-- Goal of the exercise --
Your task is to write out the complete listing exactly as it is shown.

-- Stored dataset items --
==*==
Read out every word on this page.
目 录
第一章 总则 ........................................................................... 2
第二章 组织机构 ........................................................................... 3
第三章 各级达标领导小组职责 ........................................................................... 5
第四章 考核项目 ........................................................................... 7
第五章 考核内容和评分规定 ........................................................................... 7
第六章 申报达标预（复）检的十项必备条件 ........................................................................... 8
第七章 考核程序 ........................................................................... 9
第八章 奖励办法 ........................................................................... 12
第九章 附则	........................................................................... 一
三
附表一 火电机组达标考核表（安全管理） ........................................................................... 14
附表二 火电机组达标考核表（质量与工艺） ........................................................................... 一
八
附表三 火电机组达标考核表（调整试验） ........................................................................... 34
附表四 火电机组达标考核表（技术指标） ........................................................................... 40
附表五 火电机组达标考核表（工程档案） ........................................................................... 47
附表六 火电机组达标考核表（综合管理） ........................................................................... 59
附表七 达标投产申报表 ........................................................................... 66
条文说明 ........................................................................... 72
==*==
-- The solution --
Read out every word on this page.
目 录
第一章 总则 ........................................................................... 2
第二章 组织机构 ........................................................................... 3
第三章 各级达标领导小组职责 ........................................................................... 5
第四章 考核项目 ........................................................................... 7
第五章 考核内容和评分规定 ........................................................................... 7
第六章 申报达标预（复）检的十项必备条件 ........................................................................... 8
第七章 考核程序 ........................................................................... 9
第八章 奖励办法 ........................................................................... 12
第九章 附则	........................................................................... 一
三
附表一 火电机组达标考核表（安全管理） ........................................................................... 14
附表二 火电机组达标考核表（质量与工艺） ........................................................................... 一
八
附表三 火电机组达标考核表（调整试验） ........................................................................... 34
附表四 火电机组达标考核表（技术指标） ........................................................................... 40
附表五 火电机组达标考核表（工程档案） ........................................................................... 47
附表六 火电机组达标考核表（综合管理） ........................................................................... 59
附表七 达标投产申报表 ........................................................................... 66
条文说明 ........................................................................... 72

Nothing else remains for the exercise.